TASK TO CARRY OUT: Look through the data below. Show each line where the string "this" occurs.

────────────────────

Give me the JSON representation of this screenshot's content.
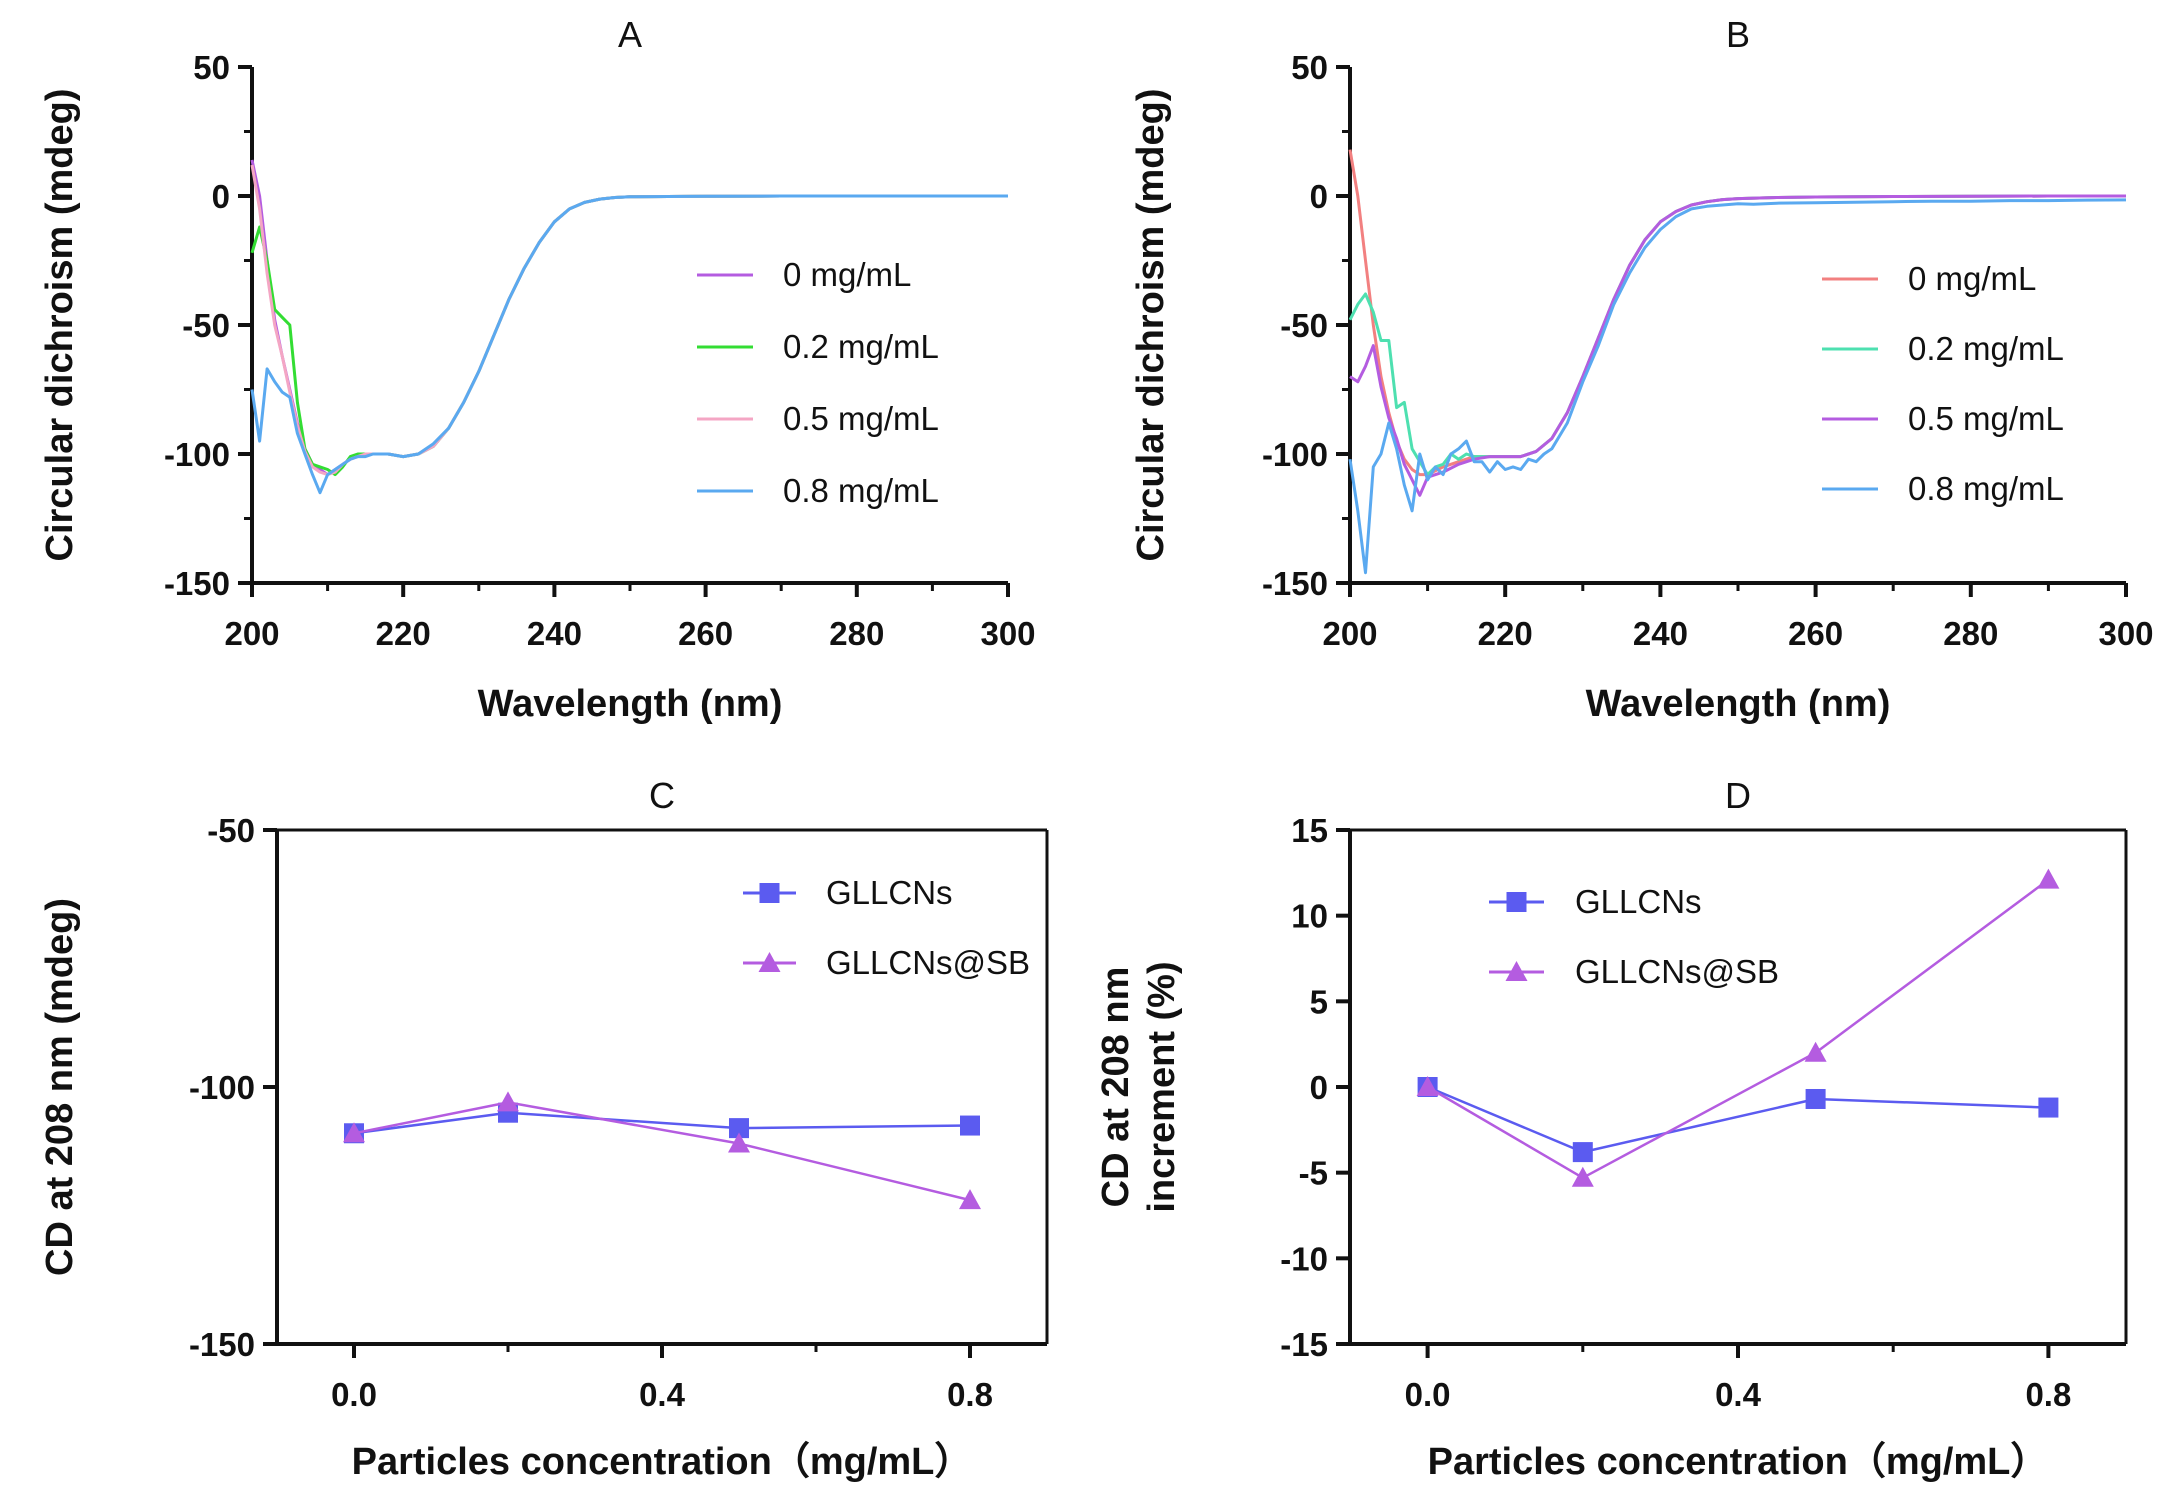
{
  "figure_title": "",
  "chart_data": [
    {
      "id": "A",
      "type": "line",
      "title": "A",
      "xlabel": "Wavelength (nm)",
      "ylabel": "Circular dichroism (mdeg)",
      "xlim": [
        200,
        300
      ],
      "ylim": [
        -150,
        50
      ],
      "xticks": [
        200,
        220,
        240,
        260,
        280,
        300
      ],
      "yticks": [
        -150,
        -100,
        -50,
        0,
        50
      ],
      "legend": "right-middle",
      "series": [
        {
          "name": "0 mg/mL",
          "color": "#b45ce0",
          "x": [
            200,
            201,
            202,
            203,
            204,
            205,
            206,
            207,
            208,
            209,
            210,
            211,
            212,
            213,
            214,
            215,
            216,
            218,
            220,
            222,
            224,
            226,
            228,
            230,
            232,
            234,
            236,
            238,
            240,
            242,
            244,
            246,
            248,
            250,
            255,
            260,
            270,
            280,
            290,
            300
          ],
          "y": [
            14,
            0,
            -25,
            -48,
            -62,
            -75,
            -88,
            -98,
            -104,
            -106,
            -108,
            -106,
            -104,
            -102,
            -101,
            -100,
            -100,
            -100,
            -101,
            -100,
            -97,
            -90,
            -80,
            -68,
            -54,
            -40,
            -28,
            -18,
            -10,
            -5,
            -2.5,
            -1.2,
            -0.6,
            -0.3,
            -0.2,
            -0.1,
            0,
            0,
            0,
            0
          ]
        },
        {
          "name": "0.2 mg/mL",
          "color": "#33dd33",
          "x": [
            200,
            201,
            202,
            203,
            204,
            205,
            206,
            207,
            208,
            209,
            210,
            211,
            212,
            213,
            214,
            215,
            216,
            218,
            220,
            222,
            224,
            226,
            228,
            230,
            232,
            234,
            236,
            238,
            240,
            242,
            244,
            246,
            248,
            250,
            255,
            260,
            270,
            280,
            290,
            300
          ],
          "y": [
            -22,
            -12,
            -25,
            -44,
            -47,
            -50,
            -80,
            -98,
            -104,
            -105,
            -106,
            -108,
            -105,
            -101,
            -100,
            -100,
            -100,
            -100,
            -101,
            -100,
            -97,
            -90,
            -80,
            -68,
            -54,
            -40,
            -28,
            -18,
            -10,
            -5,
            -2.5,
            -1.2,
            -0.6,
            -0.3,
            -0.2,
            -0.1,
            0,
            0,
            0,
            0
          ]
        },
        {
          "name": "0.5 mg/mL",
          "color": "#f4a6c4",
          "x": [
            200,
            201,
            202,
            203,
            204,
            205,
            206,
            207,
            208,
            209,
            210,
            211,
            212,
            213,
            214,
            215,
            216,
            218,
            220,
            222,
            224,
            226,
            228,
            230,
            232,
            234,
            236,
            238,
            240,
            242,
            244,
            246,
            248,
            250,
            255,
            260,
            270,
            280,
            290,
            300
          ],
          "y": [
            12,
            -5,
            -30,
            -50,
            -62,
            -76,
            -89,
            -99,
            -105,
            -107,
            -108,
            -107,
            -104,
            -102,
            -101,
            -100,
            -100,
            -100,
            -101,
            -100,
            -97,
            -90,
            -80,
            -68,
            -54,
            -40,
            -28,
            -18,
            -10,
            -5,
            -2.5,
            -1.2,
            -0.6,
            -0.3,
            -0.2,
            -0.1,
            0,
            0,
            0,
            0
          ]
        },
        {
          "name": "0.8 mg/mL",
          "color": "#5aa9f0",
          "x": [
            200,
            201,
            202,
            203,
            204,
            205,
            206,
            207,
            208,
            209,
            210,
            211,
            212,
            213,
            214,
            215,
            216,
            218,
            220,
            222,
            224,
            226,
            228,
            230,
            232,
            234,
            236,
            238,
            240,
            242,
            244,
            246,
            248,
            250,
            255,
            260,
            270,
            280,
            290,
            300
          ],
          "y": [
            -75,
            -95,
            -67,
            -72,
            -76,
            -78,
            -92,
            -100,
            -108,
            -115,
            -108,
            -106,
            -104,
            -102,
            -101,
            -101,
            -100,
            -100,
            -101,
            -100,
            -96,
            -90,
            -80,
            -68,
            -54,
            -40,
            -28,
            -18,
            -10,
            -5,
            -2.5,
            -1.2,
            -0.6,
            -0.3,
            -0.2,
            -0.1,
            0,
            0,
            0,
            0
          ]
        }
      ]
    },
    {
      "id": "B",
      "type": "line",
      "title": "B",
      "xlabel": "Wavelength (nm)",
      "ylabel": "Circular dichroism (mdeg)",
      "xlim": [
        200,
        300
      ],
      "ylim": [
        -150,
        50
      ],
      "xticks": [
        200,
        220,
        240,
        260,
        280,
        300
      ],
      "yticks": [
        -150,
        -100,
        -50,
        0,
        50
      ],
      "legend": "right-middle",
      "series": [
        {
          "name": "0 mg/mL",
          "color": "#f28080",
          "x": [
            200,
            201,
            202,
            203,
            204,
            205,
            206,
            207,
            208,
            209,
            210,
            212,
            214,
            216,
            218,
            220,
            222,
            224,
            226,
            228,
            230,
            232,
            234,
            236,
            238,
            240,
            242,
            244,
            246,
            248,
            250,
            255,
            260,
            270,
            280,
            290,
            300
          ],
          "y": [
            18,
            0,
            -25,
            -50,
            -70,
            -84,
            -95,
            -102,
            -106,
            -108,
            -108,
            -105,
            -103,
            -101,
            -101,
            -101,
            -101,
            -99,
            -94,
            -84,
            -70,
            -55,
            -40,
            -27,
            -17,
            -10,
            -6,
            -3.5,
            -2.2,
            -1.4,
            -1,
            -0.6,
            -0.4,
            -0.2,
            -0.1,
            0,
            0
          ]
        },
        {
          "name": "0.2 mg/mL",
          "color": "#4ee0b0",
          "x": [
            200,
            201,
            202,
            203,
            204,
            205,
            206,
            207,
            208,
            209,
            210,
            211,
            212,
            213,
            214,
            215,
            216,
            218,
            220,
            222,
            224,
            226,
            228,
            230,
            232,
            234,
            236,
            238,
            240,
            242,
            244,
            246,
            248,
            250,
            255,
            260,
            270,
            280,
            290,
            300
          ],
          "y": [
            -48,
            -42,
            -38,
            -45,
            -56,
            -56,
            -82,
            -80,
            -98,
            -103,
            -108,
            -105,
            -104,
            -100,
            -102,
            -100,
            -101,
            -101,
            -101,
            -101,
            -99,
            -94,
            -84,
            -70,
            -55,
            -40,
            -27,
            -17,
            -10,
            -6,
            -3.5,
            -2.2,
            -1.4,
            -1,
            -0.6,
            -0.4,
            -0.2,
            -0.1,
            0,
            0
          ]
        },
        {
          "name": "0.5 mg/mL",
          "color": "#b45ce0",
          "x": [
            200,
            201,
            202,
            203,
            204,
            205,
            206,
            207,
            208,
            209,
            210,
            212,
            214,
            216,
            218,
            220,
            222,
            224,
            226,
            228,
            230,
            232,
            234,
            236,
            238,
            240,
            242,
            244,
            246,
            248,
            250,
            255,
            260,
            270,
            280,
            290,
            300
          ],
          "y": [
            -70,
            -72,
            -66,
            -58,
            -74,
            -86,
            -94,
            -104,
            -110,
            -116,
            -109,
            -107,
            -104,
            -102,
            -101,
            -101,
            -101,
            -99,
            -94,
            -84,
            -70,
            -55,
            -40,
            -27,
            -17,
            -10,
            -6,
            -3.5,
            -2.2,
            -1.4,
            -1,
            -0.6,
            -0.4,
            -0.2,
            -0.1,
            0,
            0
          ]
        },
        {
          "name": "0.8 mg/mL",
          "color": "#5aa9f0",
          "x": [
            200,
            201,
            202,
            203,
            204,
            205,
            206,
            207,
            208,
            209,
            210,
            211,
            212,
            213,
            214,
            215,
            216,
            217,
            218,
            219,
            220,
            221,
            222,
            223,
            224,
            225,
            226,
            228,
            230,
            232,
            234,
            236,
            238,
            240,
            242,
            244,
            246,
            248,
            250,
            252,
            255,
            260,
            265,
            270,
            275,
            280,
            285,
            290,
            295,
            300
          ],
          "y": [
            -102,
            -122,
            -146,
            -105,
            -100,
            -88,
            -98,
            -112,
            -122,
            -100,
            -110,
            -105,
            -108,
            -100,
            -98,
            -95,
            -103,
            -103,
            -107,
            -103,
            -106,
            -105,
            -106,
            -102,
            -103,
            -100,
            -98,
            -88,
            -72,
            -58,
            -42,
            -30,
            -20,
            -13,
            -8,
            -5,
            -4,
            -3.5,
            -3,
            -3.2,
            -2.8,
            -2.6,
            -2.4,
            -2.2,
            -2,
            -2,
            -1.8,
            -1.8,
            -1.6,
            -1.5
          ]
        }
      ]
    },
    {
      "id": "C",
      "type": "line",
      "title": "C",
      "xlabel": "Particles concentration（mg/mL）",
      "ylabel": "CD at 208 nm (mdeg)",
      "xlim": [
        -0.1,
        0.9
      ],
      "ylim": [
        -150,
        -50
      ],
      "xticks": [
        0.0,
        0.4,
        0.8
      ],
      "xtick_labels": [
        "0.0",
        "0.4",
        "0.8"
      ],
      "minor_xticks": [
        0.2,
        0.6
      ],
      "yticks": [
        -150,
        -100,
        -50
      ],
      "legend": "top-right",
      "series": [
        {
          "name": "GLLCNs",
          "color": "#5b5bf0",
          "marker": "square",
          "x": [
            0.0,
            0.2,
            0.5,
            0.8
          ],
          "y": [
            -109,
            -105,
            -108,
            -107.5
          ]
        },
        {
          "name": "GLLCNs@SB",
          "color": "#b45ce0",
          "marker": "triangle",
          "x": [
            0.0,
            0.2,
            0.5,
            0.8
          ],
          "y": [
            -109,
            -103,
            -111,
            -122
          ]
        }
      ]
    },
    {
      "id": "D",
      "type": "line",
      "title": "D",
      "xlabel": "Particles concentration（mg/mL）",
      "ylabel": "CD at 208 nm increment (%)",
      "ylabel_lines": [
        "CD at 208 nm",
        "increment (%)"
      ],
      "xlim": [
        -0.1,
        0.9
      ],
      "ylim": [
        -15,
        15
      ],
      "xticks": [
        0.0,
        0.4,
        0.8
      ],
      "xtick_labels": [
        "0.0",
        "0.4",
        "0.8"
      ],
      "minor_xticks": [
        0.2,
        0.6
      ],
      "yticks": [
        -15,
        -10,
        -5,
        0,
        5,
        10,
        15
      ],
      "legend": "top-left",
      "series": [
        {
          "name": "GLLCNs",
          "color": "#5b5bf0",
          "marker": "square",
          "x": [
            0.0,
            0.2,
            0.5,
            0.8
          ],
          "y": [
            0,
            -3.8,
            -0.7,
            -1.2
          ]
        },
        {
          "name": "GLLCNs@SB",
          "color": "#b45ce0",
          "marker": "triangle",
          "x": [
            0.0,
            0.2,
            0.5,
            0.8
          ],
          "y": [
            0,
            -5.3,
            2.0,
            12.1
          ]
        }
      ]
    }
  ]
}
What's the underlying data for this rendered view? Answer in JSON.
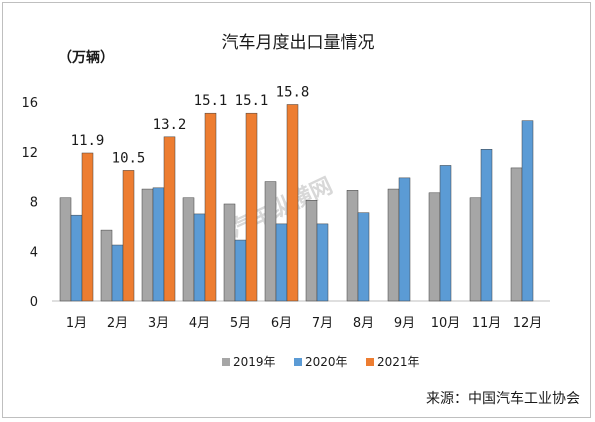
{
  "chart_data": {
    "type": "bar",
    "title": "汽车月度出口量情况",
    "unit_label": "（万辆）",
    "categories": [
      "1月",
      "2月",
      "3月",
      "4月",
      "5月",
      "6月",
      "7月",
      "8月",
      "9月",
      "10月",
      "11月",
      "12月"
    ],
    "series": [
      {
        "name": "2019年",
        "color": "#a6a6a6",
        "values": [
          8.3,
          5.7,
          9.0,
          8.3,
          7.8,
          9.6,
          8.1,
          8.9,
          9.0,
          8.7,
          8.3,
          10.7
        ]
      },
      {
        "name": "2020年",
        "color": "#5b9bd5",
        "values": [
          6.9,
          4.5,
          9.1,
          7.0,
          4.9,
          6.2,
          6.2,
          7.1,
          9.9,
          10.9,
          12.2,
          14.5
        ]
      },
      {
        "name": "2021年",
        "color": "#ed7d31",
        "values": [
          11.9,
          10.5,
          13.2,
          15.1,
          15.1,
          15.8,
          null,
          null,
          null,
          null,
          null,
          null
        ],
        "data_labels": [
          "11.9",
          "10.5",
          "13.2",
          "15.1",
          "15.1",
          "15.8"
        ]
      }
    ],
    "ylim": [
      0,
      16
    ],
    "yticks": [
      0,
      4,
      8,
      12,
      16
    ],
    "grid": false,
    "legend_position": "bottom"
  },
  "watermark": "汽车纵横网",
  "source_text": "来源：中国汽车工业协会"
}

────────────────────

RESULT OF THE TASK:
Give me the JSON representation of this screenshot's content.
What's the underlying data for this rendered view? Answer in JSON.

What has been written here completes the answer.